Note each line of the listing that contains the string "image", and copy it.
*** DATA FOR THE TASK ***
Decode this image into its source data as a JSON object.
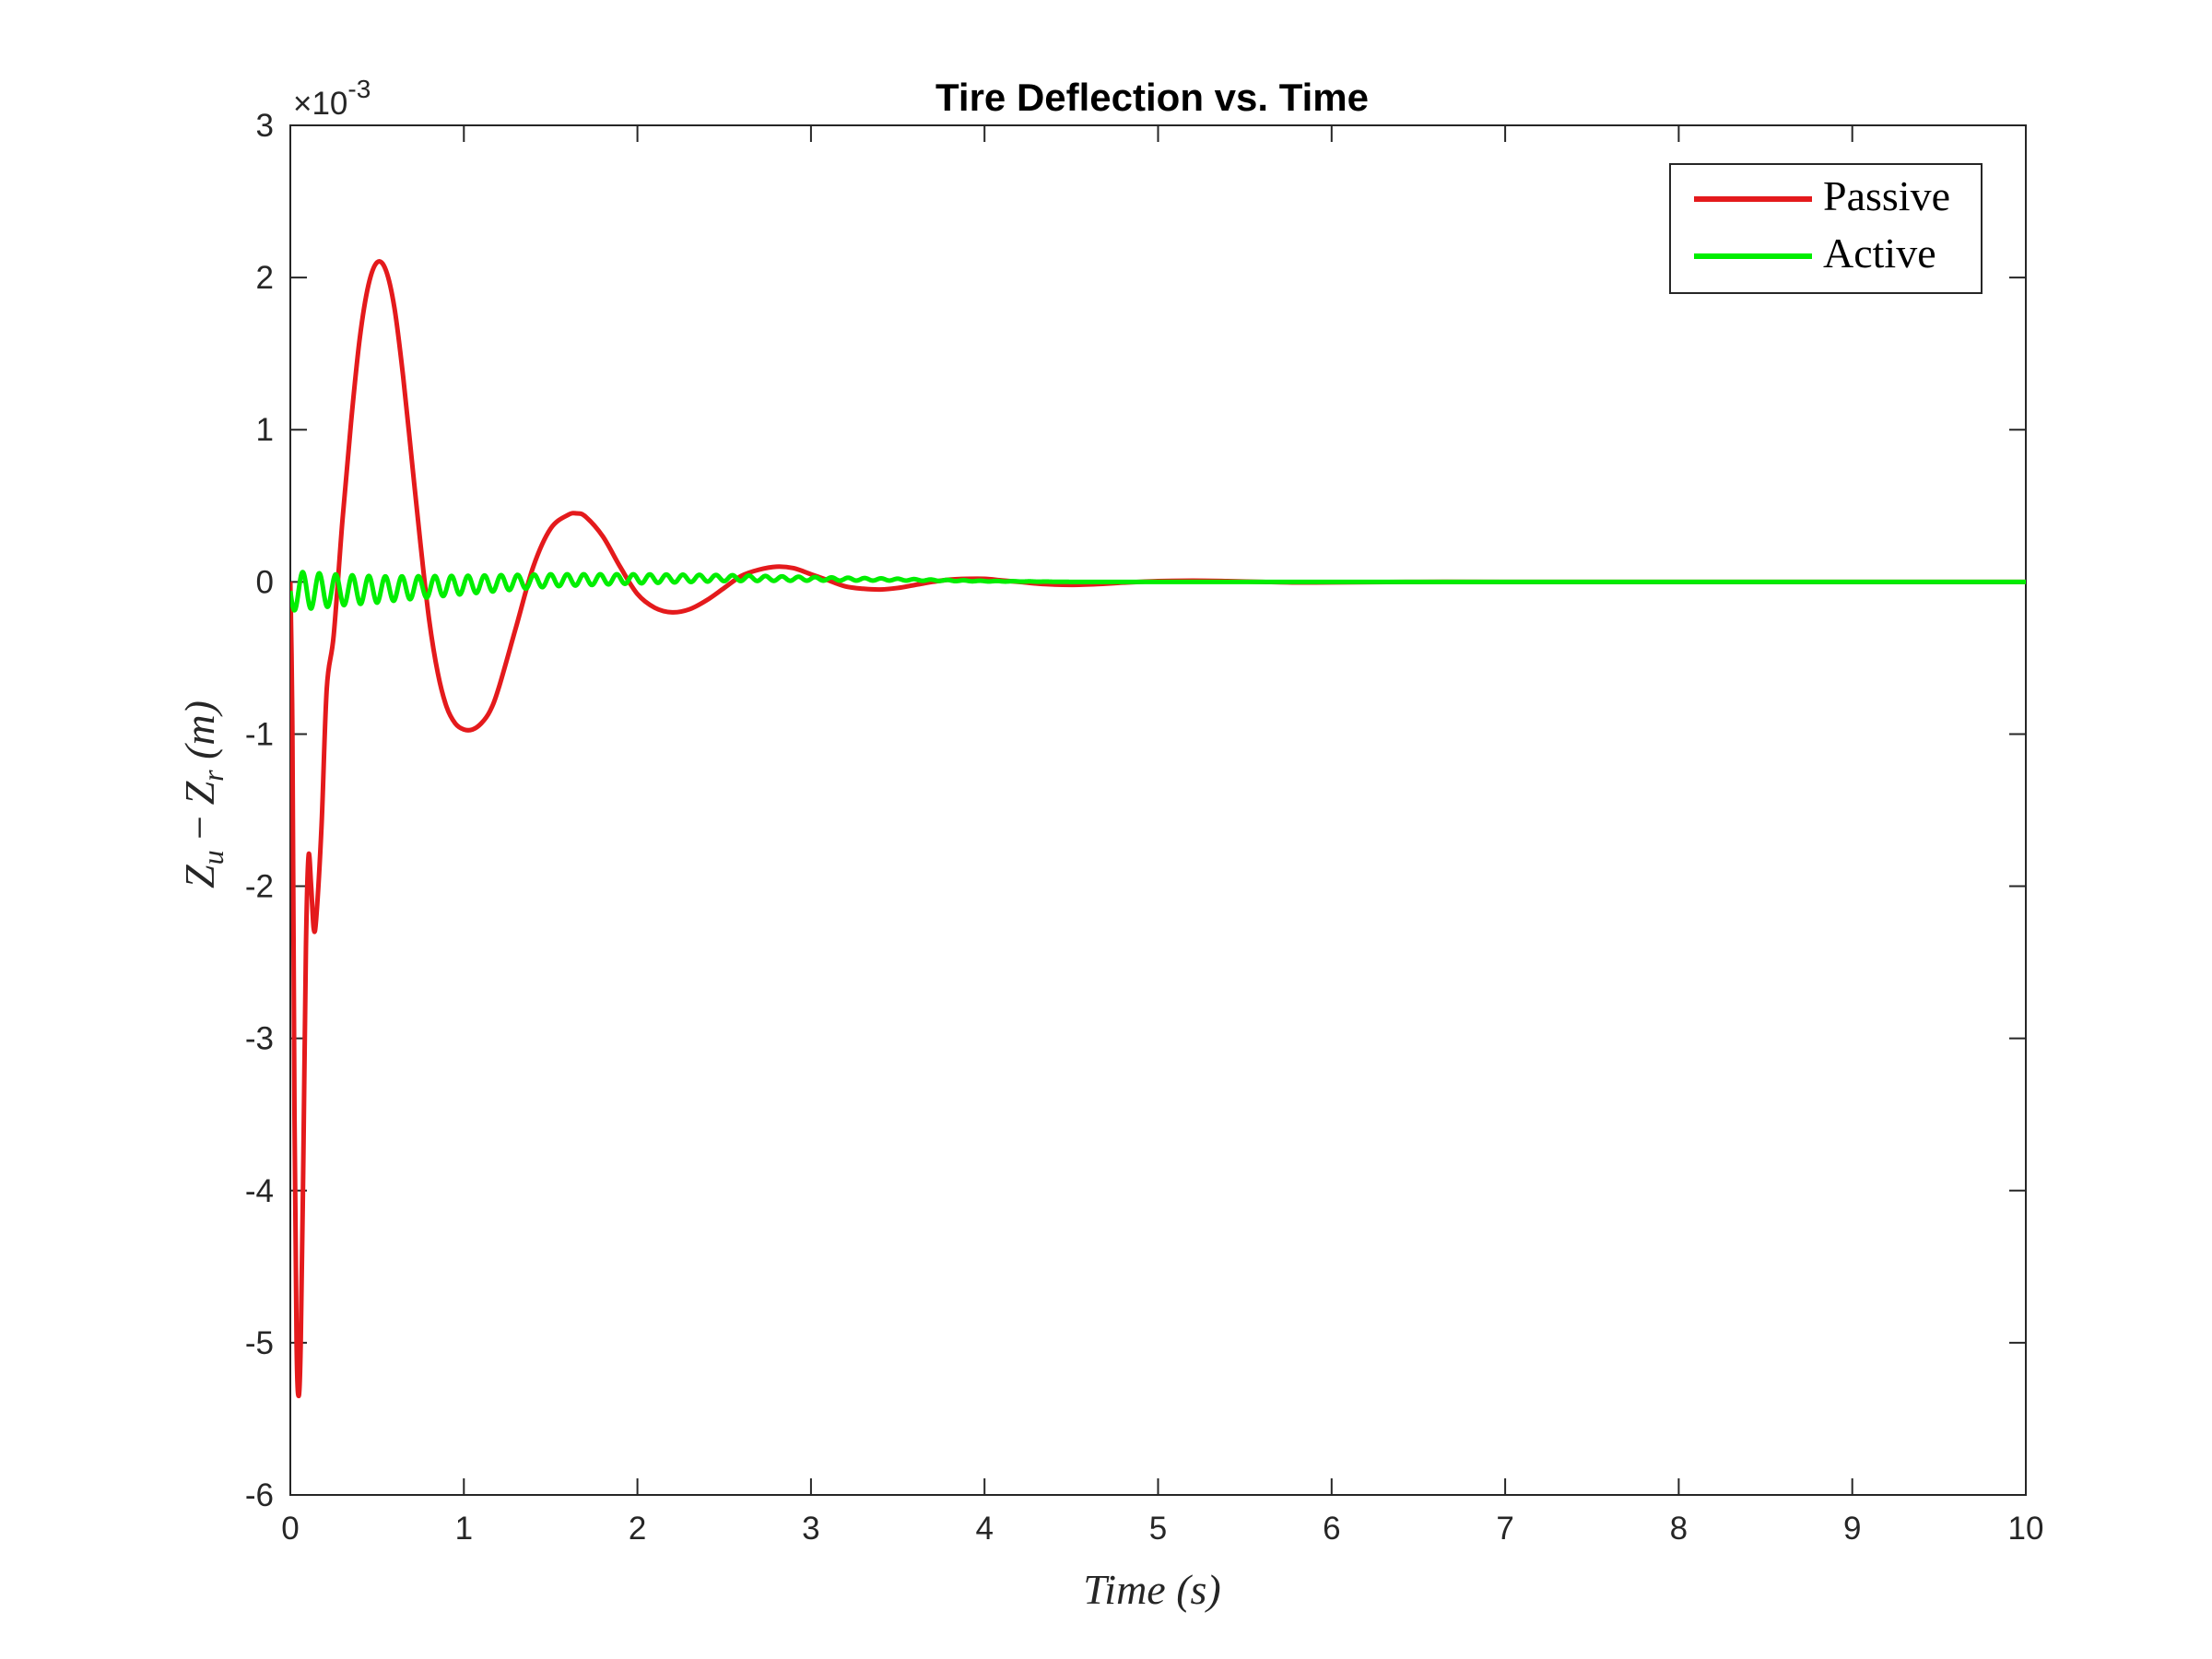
{
  "chart_data": {
    "type": "line",
    "title": "Tire Deflection vs. Time",
    "xlabel": "Time (s)",
    "ylabel": "Z_u − Z_r (m)",
    "ylabel_parts": {
      "a": "Z",
      "a_sub": "u",
      "op": " − ",
      "b": "Z",
      "b_sub": "r",
      "unit": " (m)"
    },
    "y_multiplier": "×10",
    "y_exponent": "-3",
    "xlim": [
      0,
      10
    ],
    "ylim": [
      -6,
      3
    ],
    "x_ticks": [
      "0",
      "1",
      "2",
      "3",
      "4",
      "5",
      "6",
      "7",
      "8",
      "9",
      "10"
    ],
    "y_ticks": [
      "3",
      "2",
      "1",
      "0",
      "-1",
      "-2",
      "-3",
      "-4",
      "-5",
      "-6"
    ],
    "y_scale_note": "values in units of 10^-3 m",
    "grid": false,
    "legend_position": "top-right",
    "series": [
      {
        "name": "Passive",
        "color": "#e41a1c",
        "points": [
          [
            0.0,
            0.0
          ],
          [
            0.012,
            -1.0
          ],
          [
            0.024,
            -3.5
          ],
          [
            0.036,
            -5.0
          ],
          [
            0.048,
            -5.35
          ],
          [
            0.06,
            -5.0
          ],
          [
            0.075,
            -3.8
          ],
          [
            0.09,
            -2.4
          ],
          [
            0.105,
            -1.8
          ],
          [
            0.12,
            -2.0
          ],
          [
            0.135,
            -2.28
          ],
          [
            0.15,
            -2.2
          ],
          [
            0.18,
            -1.6
          ],
          [
            0.21,
            -0.7
          ],
          [
            0.25,
            -0.35
          ],
          [
            0.3,
            0.4
          ],
          [
            0.35,
            1.05
          ],
          [
            0.4,
            1.6
          ],
          [
            0.45,
            1.95
          ],
          [
            0.5,
            2.1
          ],
          [
            0.55,
            2.05
          ],
          [
            0.6,
            1.8
          ],
          [
            0.65,
            1.35
          ],
          [
            0.7,
            0.8
          ],
          [
            0.75,
            0.25
          ],
          [
            0.8,
            -0.25
          ],
          [
            0.85,
            -0.6
          ],
          [
            0.9,
            -0.82
          ],
          [
            0.95,
            -0.93
          ],
          [
            1.0,
            -0.97
          ],
          [
            1.05,
            -0.97
          ],
          [
            1.1,
            -0.93
          ],
          [
            1.15,
            -0.85
          ],
          [
            1.2,
            -0.7
          ],
          [
            1.3,
            -0.3
          ],
          [
            1.4,
            0.1
          ],
          [
            1.5,
            0.35
          ],
          [
            1.6,
            0.44
          ],
          [
            1.65,
            0.45
          ],
          [
            1.7,
            0.43
          ],
          [
            1.8,
            0.3
          ],
          [
            1.9,
            0.1
          ],
          [
            2.0,
            -0.08
          ],
          [
            2.1,
            -0.17
          ],
          [
            2.2,
            -0.2
          ],
          [
            2.3,
            -0.18
          ],
          [
            2.4,
            -0.12
          ],
          [
            2.5,
            -0.04
          ],
          [
            2.6,
            0.04
          ],
          [
            2.7,
            0.08
          ],
          [
            2.8,
            0.1
          ],
          [
            2.9,
            0.09
          ],
          [
            3.0,
            0.05
          ],
          [
            3.1,
            0.01
          ],
          [
            3.2,
            -0.03
          ],
          [
            3.3,
            -0.045
          ],
          [
            3.4,
            -0.05
          ],
          [
            3.5,
            -0.04
          ],
          [
            3.6,
            -0.02
          ],
          [
            3.7,
            0.0
          ],
          [
            3.8,
            0.015
          ],
          [
            3.9,
            0.02
          ],
          [
            4.0,
            0.02
          ],
          [
            4.1,
            0.01
          ],
          [
            4.2,
            0.0
          ],
          [
            4.35,
            -0.015
          ],
          [
            4.5,
            -0.02
          ],
          [
            4.65,
            -0.015
          ],
          [
            4.8,
            -0.005
          ],
          [
            5.0,
            0.005
          ],
          [
            5.2,
            0.008
          ],
          [
            5.4,
            0.005
          ],
          [
            5.6,
            0.0
          ],
          [
            5.8,
            -0.004
          ],
          [
            6.0,
            -0.003
          ],
          [
            6.5,
            0.0
          ],
          [
            7.0,
            0.0
          ],
          [
            8.0,
            0.0
          ],
          [
            9.0,
            0.0
          ],
          [
            10.0,
            0.0
          ]
        ]
      },
      {
        "name": "Active",
        "color": "#00ee00",
        "oscillation": {
          "frequency_hz": 10.5,
          "envelope": [
            [
              0.0,
              0.13
            ],
            [
              0.3,
              0.1
            ],
            [
              0.6,
              0.08
            ],
            [
              1.0,
              0.06
            ],
            [
              1.5,
              0.04
            ],
            [
              2.0,
              0.03
            ],
            [
              2.5,
              0.02
            ],
            [
              3.0,
              0.012
            ],
            [
              3.5,
              0.006
            ],
            [
              4.0,
              0.002
            ],
            [
              4.5,
              0.0
            ],
            [
              10.0,
              0.0
            ]
          ],
          "baseline": [
            [
              0.0,
              -0.06
            ],
            [
              0.5,
              -0.05
            ],
            [
              1.0,
              -0.02
            ],
            [
              1.5,
              0.01
            ],
            [
              2.0,
              0.02
            ],
            [
              2.5,
              0.025
            ],
            [
              3.0,
              0.02
            ],
            [
              3.5,
              0.015
            ],
            [
              4.0,
              0.005
            ],
            [
              4.5,
              0.0
            ],
            [
              10.0,
              0.0
            ]
          ]
        }
      }
    ]
  }
}
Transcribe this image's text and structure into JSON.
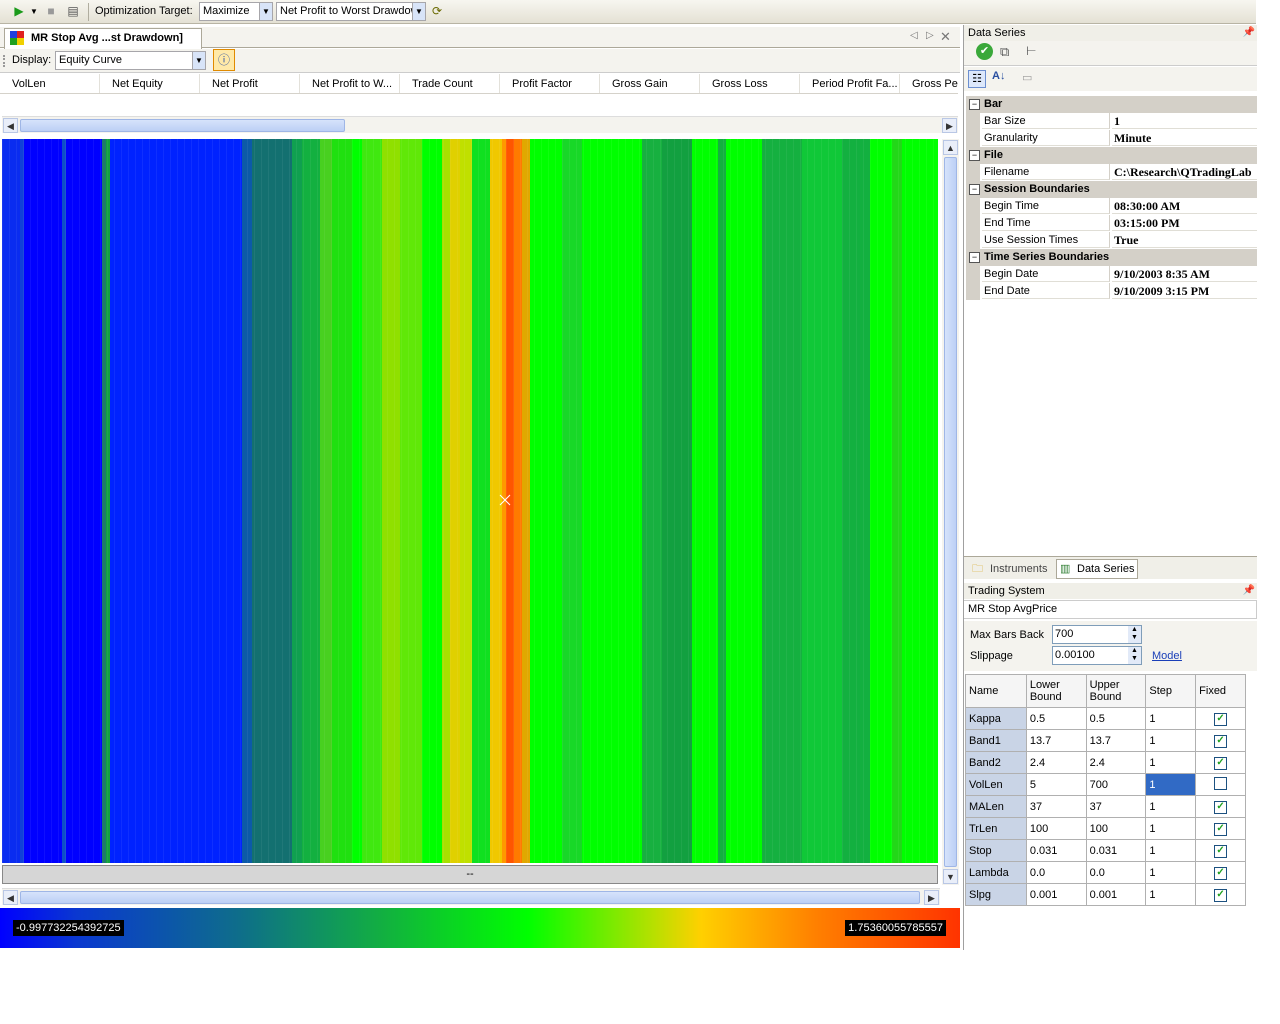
***
EXERCISE ANSWER:
Decode this image into its source data as a JSON object.
Transcribe this image's text and structure into JSON.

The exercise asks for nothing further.